## Records to use
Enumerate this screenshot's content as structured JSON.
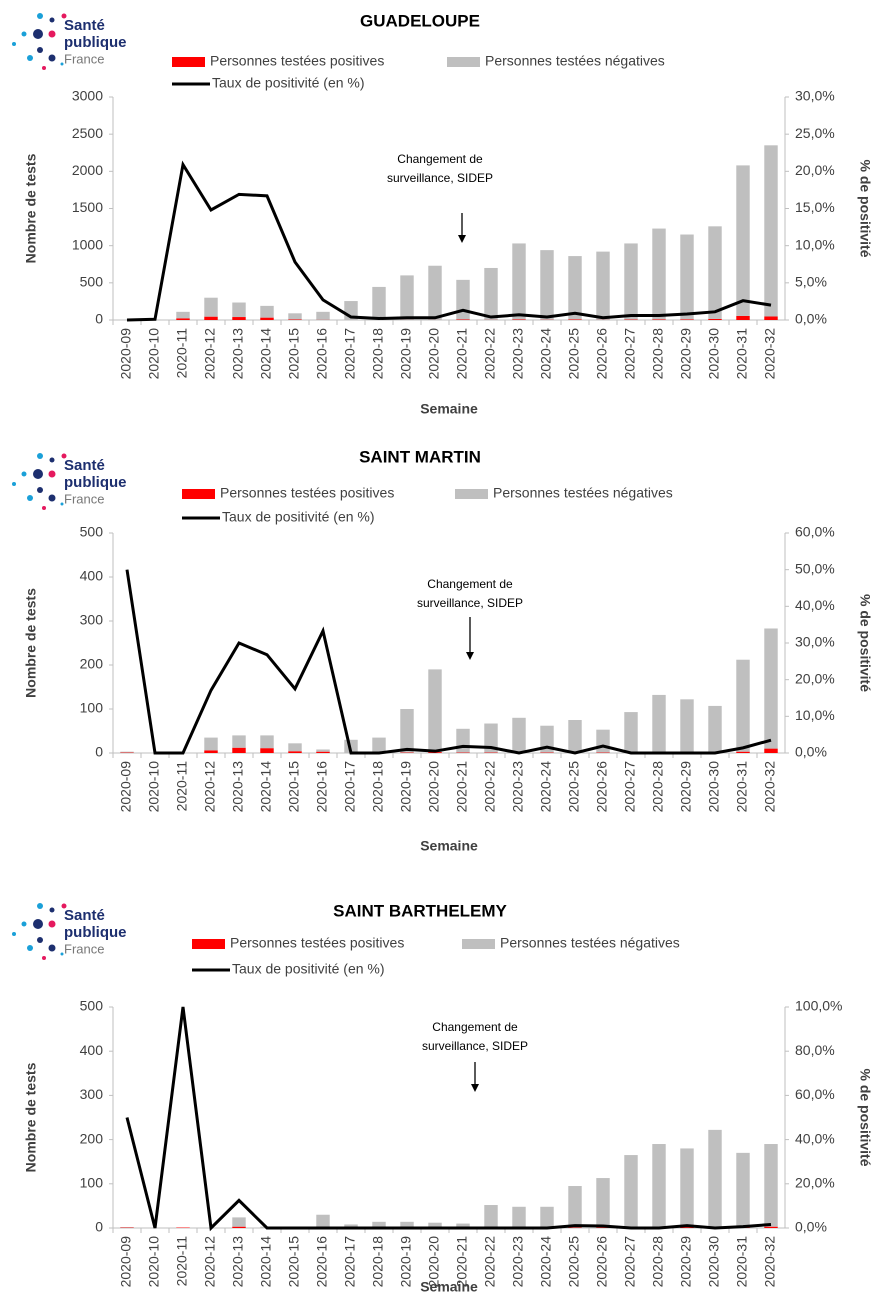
{
  "logo": [
    "Santé",
    "publique",
    "France"
  ],
  "chart_data": [
    {
      "type": "bar",
      "title": "GUADELOUPE",
      "x_label": "Semaine",
      "y_label": "Nombre de tests",
      "y2_label": "% de positivité",
      "annotation": [
        "Changement de",
        "surveillance, SIDEP"
      ],
      "categories": [
        "2020-09",
        "2020-10",
        "2020-11",
        "2020-12",
        "2020-13",
        "2020-14",
        "2020-15",
        "2020-16",
        "2020-17",
        "2020-18",
        "2020-19",
        "2020-20",
        "2020-21",
        "2020-22",
        "2020-23",
        "2020-24",
        "2020-25",
        "2020-26",
        "2020-27",
        "2020-28",
        "2020-29",
        "2020-30",
        "2020-31",
        "2020-32"
      ],
      "ylim": [
        0,
        3000
      ],
      "yticks": [
        0,
        500,
        1000,
        1500,
        2000,
        2500,
        3000
      ],
      "y2lim": [
        0,
        30
      ],
      "y2ticks": [
        {
          "value": 0,
          "label": "0,0%"
        },
        {
          "value": 5,
          "label": "5,0%"
        },
        {
          "value": 10,
          "label": "10,0%"
        },
        {
          "value": 15,
          "label": "15,0%"
        },
        {
          "value": 20,
          "label": "20,0%"
        },
        {
          "value": 25,
          "label": "25,0%"
        },
        {
          "value": 30,
          "label": "30,0%"
        }
      ],
      "series": [
        {
          "name": "Personnes testées positives",
          "type": "bar",
          "color": "#ff0000",
          "values": [
            0,
            0,
            23,
            45,
            40,
            32,
            7,
            3,
            1,
            1,
            2,
            2,
            7,
            3,
            7,
            4,
            8,
            3,
            6,
            8,
            9,
            14,
            55,
            47
          ]
        },
        {
          "name": "Personnes testées négatives",
          "type": "bar",
          "color": "#bfbfbf",
          "values": [
            0,
            5,
            87,
            255,
            195,
            158,
            83,
            107,
            254,
            444,
            598,
            728,
            533,
            697,
            1023,
            936,
            852,
            917,
            1024,
            1222,
            1141,
            1246,
            2025,
            2303
          ]
        },
        {
          "name": "Taux de positivité (en %)",
          "type": "line",
          "axis": "y2",
          "color": "#000000",
          "values": [
            0,
            0.1,
            20.9,
            14.8,
            16.9,
            16.7,
            7.8,
            2.7,
            0.4,
            0.2,
            0.3,
            0.3,
            1.3,
            0.4,
            0.7,
            0.4,
            0.9,
            0.3,
            0.6,
            0.6,
            0.8,
            1.1,
            2.6,
            2.0
          ]
        }
      ]
    },
    {
      "type": "bar",
      "title": "SAINT MARTIN",
      "x_label": "Semaine",
      "y_label": "Nombre de tests",
      "y2_label": "% de positivité",
      "annotation": [
        "Changement de",
        "surveillance, SIDEP"
      ],
      "categories": [
        "2020-09",
        "2020-10",
        "2020-11",
        "2020-12",
        "2020-13",
        "2020-14",
        "2020-15",
        "2020-16",
        "2020-17",
        "2020-18",
        "2020-19",
        "2020-20",
        "2020-21",
        "2020-22",
        "2020-23",
        "2020-24",
        "2020-25",
        "2020-26",
        "2020-27",
        "2020-28",
        "2020-29",
        "2020-30",
        "2020-31",
        "2020-32"
      ],
      "ylim": [
        0,
        500
      ],
      "yticks": [
        0,
        100,
        200,
        300,
        400,
        500
      ],
      "y2lim": [
        0,
        60
      ],
      "y2ticks": [
        {
          "value": 0,
          "label": "0,0%"
        },
        {
          "value": 10,
          "label": "10,0%"
        },
        {
          "value": 20,
          "label": "20,0%"
        },
        {
          "value": 30,
          "label": "30,0%"
        },
        {
          "value": 40,
          "label": "40,0%"
        },
        {
          "value": 50,
          "label": "50,0%"
        },
        {
          "value": 60,
          "label": "60,0%"
        }
      ],
      "series": [
        {
          "name": "Personnes testées positives",
          "type": "bar",
          "color": "#ff0000",
          "values": [
            1,
            0,
            0,
            6,
            12,
            11,
            4,
            3,
            0,
            0,
            1,
            2,
            1,
            1,
            0,
            1,
            0,
            1,
            0,
            0,
            0,
            0,
            3,
            10
          ]
        },
        {
          "name": "Personnes testées négatives",
          "type": "bar",
          "color": "#bfbfbf",
          "values": [
            2,
            0,
            0,
            29,
            28,
            29,
            18,
            5,
            30,
            35,
            99,
            188,
            54,
            66,
            80,
            61,
            75,
            52,
            93,
            132,
            122,
            107,
            209,
            273
          ]
        },
        {
          "name": "Taux de positivité (en %)",
          "type": "line",
          "axis": "y2",
          "color": "#000000",
          "values": [
            50,
            0,
            0,
            17.1,
            30,
            26.8,
            17.5,
            33.3,
            0,
            0,
            1,
            0.5,
            1.8,
            1.5,
            0,
            1.6,
            0,
            1.9,
            0,
            0,
            0,
            0,
            1.4,
            3.5
          ]
        }
      ]
    },
    {
      "type": "bar",
      "title": "SAINT BARTHELEMY",
      "x_label": "Semaine",
      "y_label": "Nombre de tests",
      "y2_label": "% de positivité",
      "annotation": [
        "Changement de",
        "surveillance, SIDEP"
      ],
      "categories": [
        "2020-09",
        "2020-10",
        "2020-11",
        "2020-12",
        "2020-13",
        "2020-14",
        "2020-15",
        "2020-16",
        "2020-17",
        "2020-18",
        "2020-19",
        "2020-20",
        "2020-21",
        "2020-22",
        "2020-23",
        "2020-24",
        "2020-25",
        "2020-26",
        "2020-27",
        "2020-28",
        "2020-29",
        "2020-30",
        "2020-31",
        "2020-32"
      ],
      "ylim": [
        0,
        500
      ],
      "yticks": [
        0,
        100,
        200,
        300,
        400,
        500
      ],
      "y2lim": [
        0,
        100
      ],
      "y2ticks": [
        {
          "value": 0,
          "label": "0,0%"
        },
        {
          "value": 20,
          "label": "20,0%"
        },
        {
          "value": 40,
          "label": "40,0%"
        },
        {
          "value": 60,
          "label": "60,0%"
        },
        {
          "value": 80,
          "label": "80,0%"
        },
        {
          "value": 100,
          "label": "100,0%"
        }
      ],
      "series": [
        {
          "name": "Personnes testées positives",
          "type": "bar",
          "color": "#ff0000",
          "values": [
            1,
            0,
            1,
            0,
            3,
            0,
            0,
            0,
            0,
            0,
            0,
            0,
            0,
            0,
            0,
            0,
            1,
            1,
            0,
            0,
            2,
            0,
            1,
            3
          ]
        },
        {
          "name": "Personnes testées négatives",
          "type": "bar",
          "color": "#bfbfbf",
          "values": [
            1,
            1,
            0,
            1,
            21,
            3,
            3,
            30,
            8,
            14,
            14,
            12,
            10,
            52,
            48,
            48,
            94,
            112,
            165,
            190,
            178,
            222,
            169,
            187
          ]
        },
        {
          "name": "Taux de positivité (en %)",
          "type": "line",
          "axis": "y2",
          "color": "#000000",
          "values": [
            50,
            0,
            100,
            0,
            12.5,
            0,
            0,
            0,
            0,
            0,
            0,
            0,
            0,
            0,
            0,
            0,
            1.1,
            0.9,
            0,
            0,
            1.1,
            0,
            0.6,
            1.6
          ]
        }
      ]
    }
  ]
}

## What to produce
Quote the material exactly. Pictures stay out.

## Output below
Enumerate this screenshot's content as structured JSON.
{
  "logo": [
    "Santé",
    "publique",
    "France"
  ],
  "chart_data": [
    {
      "type": "bar",
      "title": "GUADELOUPE",
      "x_label": "Semaine",
      "y_label": "Nombre de tests",
      "y2_label": "% de positivité",
      "annotation": [
        "Changement de",
        "surveillance, SIDEP"
      ],
      "categories": [
        "2020-09",
        "2020-10",
        "2020-11",
        "2020-12",
        "2020-13",
        "2020-14",
        "2020-15",
        "2020-16",
        "2020-17",
        "2020-18",
        "2020-19",
        "2020-20",
        "2020-21",
        "2020-22",
        "2020-23",
        "2020-24",
        "2020-25",
        "2020-26",
        "2020-27",
        "2020-28",
        "2020-29",
        "2020-30",
        "2020-31",
        "2020-32"
      ],
      "ylim": [
        0,
        3000
      ],
      "yticks": [
        0,
        500,
        1000,
        1500,
        2000,
        2500,
        3000
      ],
      "y2lim": [
        0,
        30
      ],
      "y2ticks": [
        {
          "value": 0,
          "label": "0,0%"
        },
        {
          "value": 5,
          "label": "5,0%"
        },
        {
          "value": 10,
          "label": "10,0%"
        },
        {
          "value": 15,
          "label": "15,0%"
        },
        {
          "value": 20,
          "label": "20,0%"
        },
        {
          "value": 25,
          "label": "25,0%"
        },
        {
          "value": 30,
          "label": "30,0%"
        }
      ],
      "series": [
        {
          "name": "Personnes testées positives",
          "type": "bar",
          "color": "#ff0000",
          "values": [
            0,
            0,
            23,
            45,
            40,
            32,
            7,
            3,
            1,
            1,
            2,
            2,
            7,
            3,
            7,
            4,
            8,
            3,
            6,
            8,
            9,
            14,
            55,
            47
          ]
        },
        {
          "name": "Personnes testées négatives",
          "type": "bar",
          "color": "#bfbfbf",
          "values": [
            0,
            5,
            87,
            255,
            195,
            158,
            83,
            107,
            254,
            444,
            598,
            728,
            533,
            697,
            1023,
            936,
            852,
            917,
            1024,
            1222,
            1141,
            1246,
            2025,
            2303
          ]
        },
        {
          "name": "Taux de positivité (en %)",
          "type": "line",
          "axis": "y2",
          "color": "#000000",
          "values": [
            0,
            0.1,
            20.9,
            14.8,
            16.9,
            16.7,
            7.8,
            2.7,
            0.4,
            0.2,
            0.3,
            0.3,
            1.3,
            0.4,
            0.7,
            0.4,
            0.9,
            0.3,
            0.6,
            0.6,
            0.8,
            1.1,
            2.6,
            2.0
          ]
        }
      ]
    },
    {
      "type": "bar",
      "title": "SAINT MARTIN",
      "x_label": "Semaine",
      "y_label": "Nombre de tests",
      "y2_label": "% de positivité",
      "annotation": [
        "Changement de",
        "surveillance, SIDEP"
      ],
      "categories": [
        "2020-09",
        "2020-10",
        "2020-11",
        "2020-12",
        "2020-13",
        "2020-14",
        "2020-15",
        "2020-16",
        "2020-17",
        "2020-18",
        "2020-19",
        "2020-20",
        "2020-21",
        "2020-22",
        "2020-23",
        "2020-24",
        "2020-25",
        "2020-26",
        "2020-27",
        "2020-28",
        "2020-29",
        "2020-30",
        "2020-31",
        "2020-32"
      ],
      "ylim": [
        0,
        500
      ],
      "yticks": [
        0,
        100,
        200,
        300,
        400,
        500
      ],
      "y2lim": [
        0,
        60
      ],
      "y2ticks": [
        {
          "value": 0,
          "label": "0,0%"
        },
        {
          "value": 10,
          "label": "10,0%"
        },
        {
          "value": 20,
          "label": "20,0%"
        },
        {
          "value": 30,
          "label": "30,0%"
        },
        {
          "value": 40,
          "label": "40,0%"
        },
        {
          "value": 50,
          "label": "50,0%"
        },
        {
          "value": 60,
          "label": "60,0%"
        }
      ],
      "series": [
        {
          "name": "Personnes testées positives",
          "type": "bar",
          "color": "#ff0000",
          "values": [
            1,
            0,
            0,
            6,
            12,
            11,
            4,
            3,
            0,
            0,
            1,
            2,
            1,
            1,
            0,
            1,
            0,
            1,
            0,
            0,
            0,
            0,
            3,
            10
          ]
        },
        {
          "name": "Personnes testées négatives",
          "type": "bar",
          "color": "#bfbfbf",
          "values": [
            2,
            0,
            0,
            29,
            28,
            29,
            18,
            5,
            30,
            35,
            99,
            188,
            54,
            66,
            80,
            61,
            75,
            52,
            93,
            132,
            122,
            107,
            209,
            273
          ]
        },
        {
          "name": "Taux de positivité (en %)",
          "type": "line",
          "axis": "y2",
          "color": "#000000",
          "values": [
            50,
            0,
            0,
            17.1,
            30,
            26.8,
            17.5,
            33.3,
            0,
            0,
            1,
            0.5,
            1.8,
            1.5,
            0,
            1.6,
            0,
            1.9,
            0,
            0,
            0,
            0,
            1.4,
            3.5
          ]
        }
      ]
    },
    {
      "type": "bar",
      "title": "SAINT BARTHELEMY",
      "x_label": "Semaine",
      "y_label": "Nombre de tests",
      "y2_label": "% de positivité",
      "annotation": [
        "Changement de",
        "surveillance, SIDEP"
      ],
      "categories": [
        "2020-09",
        "2020-10",
        "2020-11",
        "2020-12",
        "2020-13",
        "2020-14",
        "2020-15",
        "2020-16",
        "2020-17",
        "2020-18",
        "2020-19",
        "2020-20",
        "2020-21",
        "2020-22",
        "2020-23",
        "2020-24",
        "2020-25",
        "2020-26",
        "2020-27",
        "2020-28",
        "2020-29",
        "2020-30",
        "2020-31",
        "2020-32"
      ],
      "ylim": [
        0,
        500
      ],
      "yticks": [
        0,
        100,
        200,
        300,
        400,
        500
      ],
      "y2lim": [
        0,
        100
      ],
      "y2ticks": [
        {
          "value": 0,
          "label": "0,0%"
        },
        {
          "value": 20,
          "label": "20,0%"
        },
        {
          "value": 40,
          "label": "40,0%"
        },
        {
          "value": 60,
          "label": "60,0%"
        },
        {
          "value": 80,
          "label": "80,0%"
        },
        {
          "value": 100,
          "label": "100,0%"
        }
      ],
      "series": [
        {
          "name": "Personnes testées positives",
          "type": "bar",
          "color": "#ff0000",
          "values": [
            1,
            0,
            1,
            0,
            3,
            0,
            0,
            0,
            0,
            0,
            0,
            0,
            0,
            0,
            0,
            0,
            1,
            1,
            0,
            0,
            2,
            0,
            1,
            3
          ]
        },
        {
          "name": "Personnes testées négatives",
          "type": "bar",
          "color": "#bfbfbf",
          "values": [
            1,
            1,
            0,
            1,
            21,
            3,
            3,
            30,
            8,
            14,
            14,
            12,
            10,
            52,
            48,
            48,
            94,
            112,
            165,
            190,
            178,
            222,
            169,
            187
          ]
        },
        {
          "name": "Taux de positivité (en %)",
          "type": "line",
          "axis": "y2",
          "color": "#000000",
          "values": [
            50,
            0,
            100,
            0,
            12.5,
            0,
            0,
            0,
            0,
            0,
            0,
            0,
            0,
            0,
            0,
            0,
            1.1,
            0.9,
            0,
            0,
            1.1,
            0,
            0.6,
            1.6
          ]
        }
      ]
    }
  ]
}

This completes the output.